:: PROVIDED RECORDS
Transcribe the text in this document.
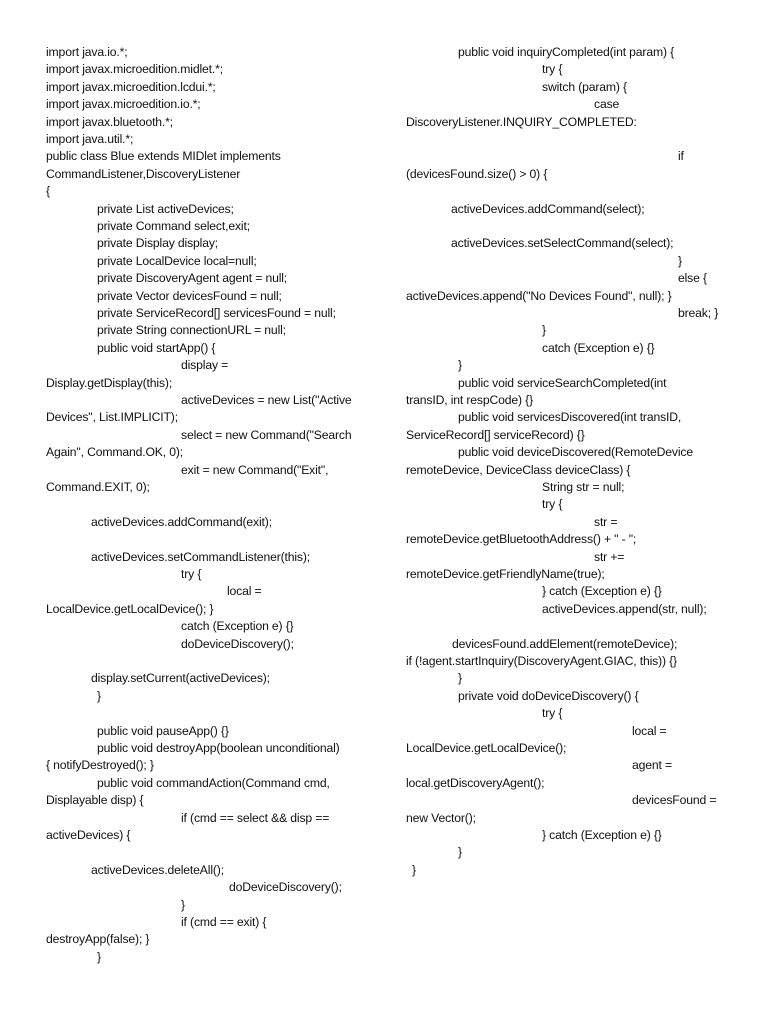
import java.io.*;
import javax.microedition.midlet.*;
import javax.microedition.lcdui.*;
import javax.microedition.io.*;
import javax.bluetooth.*;
import java.util.*;
public class Blue extends MIDlet implements
CommandListener,DiscoveryListener
{
private List activeDevices;
private Command select,exit;
private Display display;
private LocalDevice local=null;
private DiscoveryAgent agent = null;
private Vector devicesFound = null;
private ServiceRecord[] servicesFound = null;
private String connectionURL = null;
public void startApp() {
display =
Display.getDisplay(this);
activeDevices = new List("Active
Devices", List.IMPLICIT);
select = new Command("Search
Again", Command.OK, 0);
exit = new Command("Exit",
Command.EXIT, 0);
activeDevices.addCommand(exit);
activeDevices.setCommandListener(this);
try {
local =
LocalDevice.getLocalDevice(); }
catch (Exception e) {}
doDeviceDiscovery();
display.setCurrent(activeDevices);
}
public void pauseApp() {}
public void destroyApp(boolean unconditional)
{ notifyDestroyed(); }
public void commandAction(Command cmd,
Displayable disp) {
if (cmd == select && disp ==
activeDevices) {
activeDevices.deleteAll();
doDeviceDiscovery();
}
if (cmd == exit) {
destroyApp(false); }
}
public void inquiryCompleted(int param) {
try {
switch (param) {
case
DiscoveryListener.INQUIRY_COMPLETED:
if
(devicesFound.size() > 0) {
activeDevices.addCommand(select);
activeDevices.setSelectCommand(select);
}
else {
activeDevices.append("No Devices Found", null); }
break; }
}
catch (Exception e) {}
}
public void serviceSearchCompleted(int
transID, int respCode) {}
public void servicesDiscovered(int transID,
ServiceRecord[] serviceRecord) {}
public void deviceDiscovered(RemoteDevice
remoteDevice, DeviceClass deviceClass) {
String str = null;
try {
str =
remoteDevice.getBluetoothAddress() + " - ";
str +=
remoteDevice.getFriendlyName(true);
} catch (Exception e) {}
activeDevices.append(str, null);
devicesFound.addElement(remoteDevice);
if (!agent.startInquiry(DiscoveryAgent.GIAC, this)) {}
}
private void doDeviceDiscovery() {
try {
local =
LocalDevice.getLocalDevice();
agent =
local.getDiscoveryAgent();
devicesFound =
new Vector();
} catch (Exception e) {}
}
}
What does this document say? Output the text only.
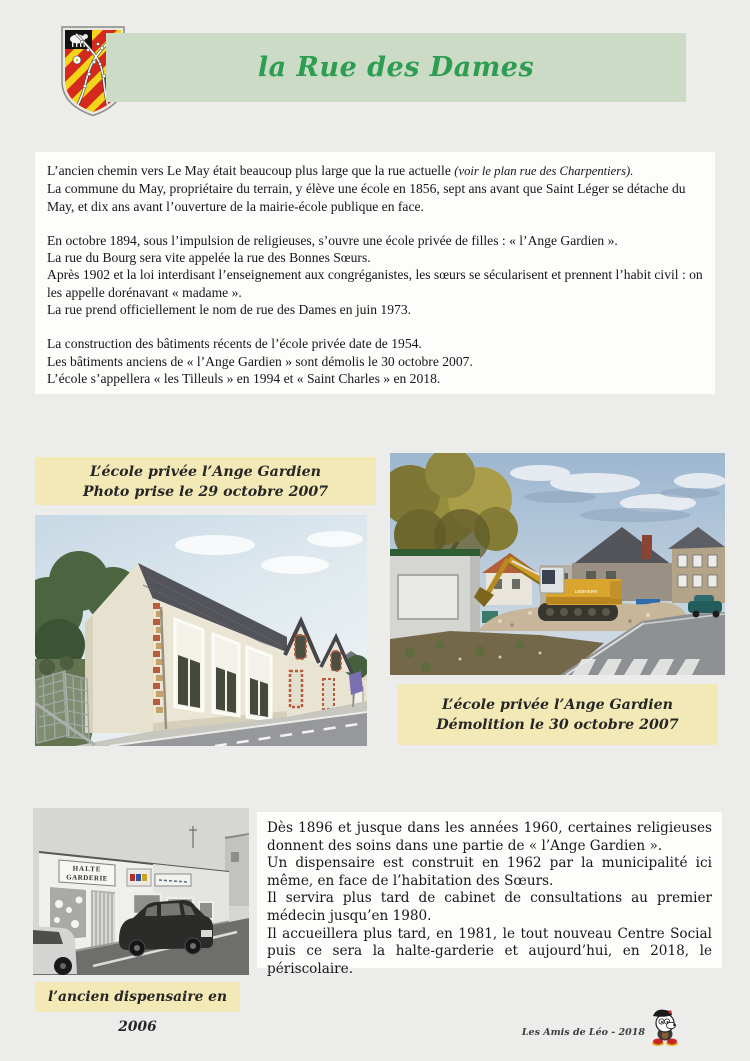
la Rue des Dames

L’ancien chemin vers Le May était beaucoup plus large que la rue actuelle (voir le plan rue des Charpentiers).
La commune du May, propriétaire du terrain, y élève une école en 1856, sept ans avant que Saint Léger se détache du May, et dix ans avant l’ouverture de la mairie-école publique en face.

En octobre 1894, sous l’impulsion de religieuses, s’ouvre une école privée de filles : « l’Ange Gardien ».
La rue du Bourg sera vite appelée la rue des Bonnes Sœurs.
Après 1902 et la loi interdisant l’enseignement aux congréganistes, les sœurs se sécularisent et prennent l’habit civil : on les appelle dorénavant « madame ».
La rue prend officiellement le nom de rue des Dames en juin 1973.

La construction des bâtiments récents de l’école privée date de 1954.
Les bâtiments anciens de « l’Ange Gardien » sont démolis le 30 octobre 2007.
L’école s’appellera « les Tilleuls » en 1994 et « Saint Charles » en 2018.

L’école privée l’Ange Gardien
Photo prise le 29 octobre 2007
LIEBHERR
L’école privée l’Ange Gardien
Démolition le 30 octobre 2007
HALTE
GARDERIE
Dès 1896 et jusque dans les années 1960, certaines religieuses donnent des soins dans une partie de « l’Ange Gardien ».
Un dispensaire est construit en 1962 par la municipalité ici même, en face de l’habitation des Sœurs.
Il servira plus tard de cabinet de consultations au premier médecin jusqu’en 1980.
Il accueillera plus tard, en 1981, le tout nouveau Centre Social puis ce sera la halte-garderie et aujourd’hui, en 2018, le périscolaire.
l’ancien dispensaire en 2006	Les Amis de Léo - 2018
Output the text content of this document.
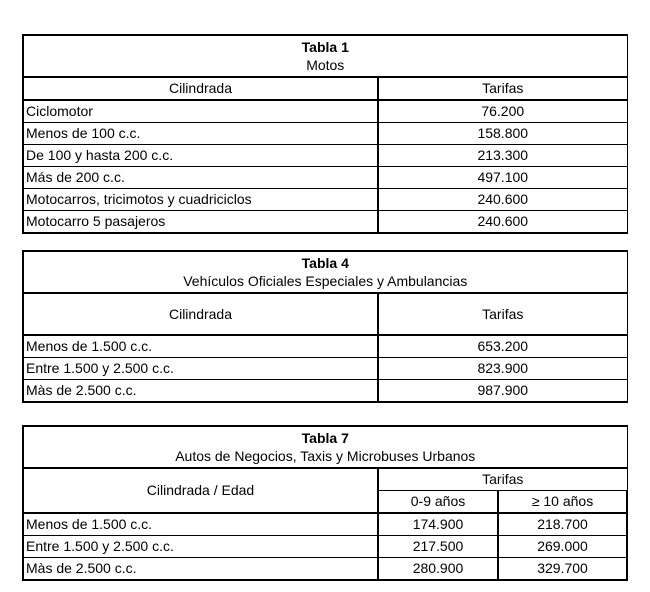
Tabla 1
Motos	

Cilindrada	Tarifas
Ciclomotor	76.200
Menos de 100 c.c.	158.800
De 100 y hasta 200 c.c.	213.300
Más de 200 c.c.	497.100
Motocarros, tricimotos y cuadriciclos	240.600
Motocarro 5 pasajeros	240.600
Tabla 4
Vehículos Oficiales Especiales y Ambulancias	

Cilindrada	Tarifas
Menos de 1.500 c.c.	653.200
Entre 1.500 y 2.500 c.c.	823.900
Màs de 2.500 c.c.	987.900
Tabla 7
Autos de Negocios, Taxis y Microbuses Urbanos		

Cilindrada / Edad	Tarifas	
	0-9 años	≥ 10 años
Menos de 1.500 c.c.	174.900	218.700
Entre 1.500 y 2.500 c.c.	217.500	269.000
Màs de 2.500 c.c.	280.900	329.700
::::
SHORT TASK => Reproduce each entry verbatim, excluding any embedded images.

ANSWER TO THE PROBLEM =>
Transcribe the text in this document.
import java.io.*;
import javax.microedition.midlet.*;
import javax.microedition.lcdui.*;
import javax.microedition.io.*;
import javax.bluetooth.*;
import java.util.*;
public class Blue extends MIDlet implements
CommandListener,DiscoveryListener
{
private List activeDevices;
private Command select,exit;
private Display display;
private LocalDevice local=null;
private DiscoveryAgent agent = null;
private Vector devicesFound = null;
private ServiceRecord[] servicesFound = null;
private String connectionURL = null;
public void startApp() {
display =
Display.getDisplay(this);
activeDevices = new List("Active
Devices", List.IMPLICIT);
select = new Command("Search
Again", Command.OK, 0);
exit = new Command("Exit",
Command.EXIT, 0);
activeDevices.addCommand(exit);
activeDevices.setCommandListener(this);
try {
local =
LocalDevice.getLocalDevice(); }
catch (Exception e) {}
doDeviceDiscovery();
display.setCurrent(activeDevices);
}
public void pauseApp() {}
public void destroyApp(boolean unconditional)
{ notifyDestroyed(); }
public void commandAction(Command cmd,
Displayable disp) {
if (cmd == select && disp ==
activeDevices) {
activeDevices.deleteAll();
doDeviceDiscovery();
}
if (cmd == exit) {
destroyApp(false); }
}
public void inquiryCompleted(int param) {
try {
switch (param) {
case
DiscoveryListener.INQUIRY_COMPLETED:
if
(devicesFound.size() > 0) {
activeDevices.addCommand(select);
activeDevices.setSelectCommand(select);
}
else {
activeDevices.append("No Devices Found", null); }
break; }
}
catch (Exception e) {}
}
public void serviceSearchCompleted(int
transID, int respCode) {}
public void servicesDiscovered(int transID,
ServiceRecord[] serviceRecord) {}
public void deviceDiscovered(RemoteDevice
remoteDevice, DeviceClass deviceClass) {
String str = null;
try {
str =
remoteDevice.getBluetoothAddress() + " - ";
str +=
remoteDevice.getFriendlyName(true);
} catch (Exception e) {}
activeDevices.append(str, null);
devicesFound.addElement(remoteDevice);
if (!agent.startInquiry(DiscoveryAgent.GIAC, this)) {}
}
private void doDeviceDiscovery() {
try {
local =
LocalDevice.getLocalDevice();
agent =
local.getDiscoveryAgent();
devicesFound =
new Vector();
} catch (Exception e) {}
}
}
What does this document say? Output the text only.
la Rue des Dames

L’ancien chemin vers Le May était beaucoup plus large que la rue actuelle (voir le plan rue des Charpentiers).
La commune du May, propriétaire du terrain, y élève une école en 1856, sept ans avant que Saint Léger se détache du May, et dix ans avant l’ouverture de la mairie-école publique en face.

En octobre 1894, sous l’impulsion de religieuses, s’ouvre une école privée de filles : « l’Ange Gardien ».
La rue du Bourg sera vite appelée la rue des Bonnes Sœurs.
Après 1902 et la loi interdisant l’enseignement aux congréganistes, les sœurs se sécularisent et prennent l’habit civil : on les appelle dorénavant « madame ».
La rue prend officiellement le nom de rue des Dames en juin 1973.

La construction des bâtiments récents de l’école privée date de 1954.
Les bâtiments anciens de « l’Ange Gardien » sont démolis le 30 octobre 2007.
L’école s’appellera « les Tilleuls » en 1994 et « Saint Charles » en 2018.

L’école privée l’Ange Gardien
Photo prise le 29 octobre 2007
LIEBHERR
L’école privée l’Ange Gardien
Démolition le 30 octobre 2007
HALTE
GARDERIE
Dès 1896 et jusque dans les années 1960, certaines religieuses donnent des soins dans une partie de « l’Ange Gardien ».
Un dispensaire est construit en 1962 par la municipalité ici même, en face de l’habitation des Sœurs.
Il servira plus tard de cabinet de consultations au premier médecin jusqu’en 1980.
Il accueillera plus tard, en 1981, le tout nouveau Centre Social puis ce sera la halte-garderie et aujourd’hui, en 2018, le périscolaire.
l’ancien dispensaire en 2006	Les Amis de Léo - 2018
Output the text content of this document.
Tabla 1
Motos	

Cilindrada	Tarifas
Ciclomotor	76.200
Menos de 100 c.c.	158.800
De 100 y hasta 200 c.c.	213.300
Más de 200 c.c.	497.100
Motocarros, tricimotos y cuadriciclos	240.600
Motocarro 5 pasajeros	240.600
Tabla 4
Vehículos Oficiales Especiales y Ambulancias	

Cilindrada	Tarifas
Menos de 1.500 c.c.	653.200
Entre 1.500 y 2.500 c.c.	823.900
Màs de 2.500 c.c.	987.900
Tabla 7
Autos de Negocios, Taxis y Microbuses Urbanos		

Cilindrada / Edad	Tarifas	
	0-9 años	≥ 10 años
Menos de 1.500 c.c.	174.900	218.700
Entre 1.500 y 2.500 c.c.	217.500	269.000
Màs de 2.500 c.c.	280.900	329.700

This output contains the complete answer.